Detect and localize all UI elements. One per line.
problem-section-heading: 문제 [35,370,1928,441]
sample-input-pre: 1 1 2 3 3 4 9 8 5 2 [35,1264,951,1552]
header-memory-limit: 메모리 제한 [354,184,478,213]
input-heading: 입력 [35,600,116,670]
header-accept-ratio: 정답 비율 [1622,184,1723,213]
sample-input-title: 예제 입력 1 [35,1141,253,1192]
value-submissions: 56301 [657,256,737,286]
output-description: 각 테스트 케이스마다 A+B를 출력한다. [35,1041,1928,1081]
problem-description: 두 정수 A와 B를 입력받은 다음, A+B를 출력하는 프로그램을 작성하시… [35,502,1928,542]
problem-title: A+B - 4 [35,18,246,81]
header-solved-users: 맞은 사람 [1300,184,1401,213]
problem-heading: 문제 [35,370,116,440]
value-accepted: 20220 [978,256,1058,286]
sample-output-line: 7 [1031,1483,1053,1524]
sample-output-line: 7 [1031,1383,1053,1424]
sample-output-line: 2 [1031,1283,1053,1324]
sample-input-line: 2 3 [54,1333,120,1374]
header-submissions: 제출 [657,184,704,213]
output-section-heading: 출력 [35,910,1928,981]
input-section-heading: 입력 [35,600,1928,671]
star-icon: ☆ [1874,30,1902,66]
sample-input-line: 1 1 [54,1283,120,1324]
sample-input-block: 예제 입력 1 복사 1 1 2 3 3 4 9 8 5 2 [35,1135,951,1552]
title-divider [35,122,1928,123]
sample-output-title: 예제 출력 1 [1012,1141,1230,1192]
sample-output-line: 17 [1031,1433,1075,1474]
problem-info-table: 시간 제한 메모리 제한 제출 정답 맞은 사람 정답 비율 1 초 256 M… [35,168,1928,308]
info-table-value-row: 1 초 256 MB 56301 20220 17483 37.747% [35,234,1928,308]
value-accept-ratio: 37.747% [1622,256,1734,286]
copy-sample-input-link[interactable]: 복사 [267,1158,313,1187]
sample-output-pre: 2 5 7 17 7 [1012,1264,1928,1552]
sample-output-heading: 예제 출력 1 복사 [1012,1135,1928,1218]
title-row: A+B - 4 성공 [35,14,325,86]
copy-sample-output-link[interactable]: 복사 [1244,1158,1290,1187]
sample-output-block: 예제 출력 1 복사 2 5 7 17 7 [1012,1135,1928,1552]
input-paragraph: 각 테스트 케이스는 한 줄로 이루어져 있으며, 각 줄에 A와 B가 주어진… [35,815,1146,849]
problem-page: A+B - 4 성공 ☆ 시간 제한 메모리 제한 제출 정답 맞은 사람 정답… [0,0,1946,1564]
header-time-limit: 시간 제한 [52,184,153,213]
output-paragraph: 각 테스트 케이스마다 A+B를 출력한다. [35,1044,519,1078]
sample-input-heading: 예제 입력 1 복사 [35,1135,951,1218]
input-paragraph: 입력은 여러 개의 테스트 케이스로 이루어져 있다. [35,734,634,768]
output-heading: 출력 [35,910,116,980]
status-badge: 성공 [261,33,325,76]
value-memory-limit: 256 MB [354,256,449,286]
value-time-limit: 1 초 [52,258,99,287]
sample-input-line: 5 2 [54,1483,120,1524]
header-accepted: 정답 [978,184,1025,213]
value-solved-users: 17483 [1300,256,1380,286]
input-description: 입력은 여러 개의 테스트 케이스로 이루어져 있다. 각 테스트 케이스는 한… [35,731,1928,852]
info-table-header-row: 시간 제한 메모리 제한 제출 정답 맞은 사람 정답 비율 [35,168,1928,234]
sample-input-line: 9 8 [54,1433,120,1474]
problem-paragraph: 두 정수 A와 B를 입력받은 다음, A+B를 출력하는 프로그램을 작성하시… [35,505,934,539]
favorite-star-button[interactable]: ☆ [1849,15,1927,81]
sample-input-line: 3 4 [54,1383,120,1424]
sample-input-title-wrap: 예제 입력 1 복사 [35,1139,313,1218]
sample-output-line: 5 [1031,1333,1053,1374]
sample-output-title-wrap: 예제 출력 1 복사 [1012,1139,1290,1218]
########################################
THE REQUEST: Can you reproduce every line of the records above verbatim, without changing a single character?

RESPONSE BELOW:
Detect and localize all UI elements. One per line.
problem-section-heading: 문제 [35,370,1928,441]
sample-input-pre: 1 1 2 3 3 4 9 8 5 2 [35,1264,951,1552]
header-memory-limit: 메모리 제한 [354,184,478,213]
input-heading: 입력 [35,600,116,670]
header-accept-ratio: 정답 비율 [1622,184,1723,213]
sample-input-title: 예제 입력 1 [35,1141,253,1192]
value-submissions: 56301 [657,256,737,286]
output-description: 각 테스트 케이스마다 A+B를 출력한다. [35,1041,1928,1081]
problem-description: 두 정수 A와 B를 입력받은 다음, A+B를 출력하는 프로그램을 작성하시… [35,502,1928,542]
problem-title: A+B - 4 [35,18,246,81]
header-solved-users: 맞은 사람 [1300,184,1401,213]
problem-heading: 문제 [35,370,116,440]
value-accepted: 20220 [978,256,1058,286]
sample-output-line: 7 [1031,1483,1053,1524]
sample-output-line: 7 [1031,1383,1053,1424]
sample-output-line: 2 [1031,1283,1053,1324]
sample-input-line: 2 3 [54,1333,120,1374]
header-submissions: 제출 [657,184,704,213]
output-section-heading: 출력 [35,910,1928,981]
input-section-heading: 입력 [35,600,1928,671]
star-icon: ☆ [1874,30,1902,66]
sample-input-line: 1 1 [54,1283,120,1324]
sample-input-block: 예제 입력 1 복사 1 1 2 3 3 4 9 8 5 2 [35,1135,951,1552]
title-divider [35,122,1928,123]
sample-output-title: 예제 출력 1 [1012,1141,1230,1192]
sample-output-line: 17 [1031,1433,1075,1474]
problem-info-table: 시간 제한 메모리 제한 제출 정답 맞은 사람 정답 비율 1 초 256 M… [35,168,1928,308]
info-table-value-row: 1 초 256 MB 56301 20220 17483 37.747% [35,234,1928,308]
value-accept-ratio: 37.747% [1622,256,1734,286]
copy-sample-input-link[interactable]: 복사 [267,1158,313,1187]
sample-output-pre: 2 5 7 17 7 [1012,1264,1928,1552]
sample-output-heading: 예제 출력 1 복사 [1012,1135,1928,1218]
title-row: A+B - 4 성공 [35,14,325,86]
copy-sample-output-link[interactable]: 복사 [1244,1158,1290,1187]
sample-output-block: 예제 출력 1 복사 2 5 7 17 7 [1012,1135,1928,1552]
input-paragraph: 각 테스트 케이스는 한 줄로 이루어져 있으며, 각 줄에 A와 B가 주어진… [35,815,1146,849]
problem-page: A+B - 4 성공 ☆ 시간 제한 메모리 제한 제출 정답 맞은 사람 정답… [0,0,1946,1564]
header-time-limit: 시간 제한 [52,184,153,213]
output-paragraph: 각 테스트 케이스마다 A+B를 출력한다. [35,1044,519,1078]
sample-input-heading: 예제 입력 1 복사 [35,1135,951,1218]
input-paragraph: 입력은 여러 개의 테스트 케이스로 이루어져 있다. [35,734,634,768]
output-heading: 출력 [35,910,116,980]
status-badge: 성공 [261,33,325,76]
value-memory-limit: 256 MB [354,256,449,286]
value-time-limit: 1 초 [52,258,99,287]
sample-input-line: 5 2 [54,1483,120,1524]
header-accepted: 정답 [978,184,1025,213]
value-solved-users: 17483 [1300,256,1380,286]
input-description: 입력은 여러 개의 테스트 케이스로 이루어져 있다. 각 테스트 케이스는 한… [35,731,1928,852]
info-table-header-row: 시간 제한 메모리 제한 제출 정답 맞은 사람 정답 비율 [35,168,1928,234]
sample-input-line: 9 8 [54,1433,120,1474]
problem-paragraph: 두 정수 A와 B를 입력받은 다음, A+B를 출력하는 프로그램을 작성하시… [35,505,934,539]
favorite-star-button[interactable]: ☆ [1849,15,1927,81]
sample-input-line: 3 4 [54,1383,120,1424]
sample-input-title-wrap: 예제 입력 1 복사 [35,1139,313,1218]
sample-output-line: 5 [1031,1333,1053,1374]
sample-output-title-wrap: 예제 출력 1 복사 [1012,1139,1290,1218]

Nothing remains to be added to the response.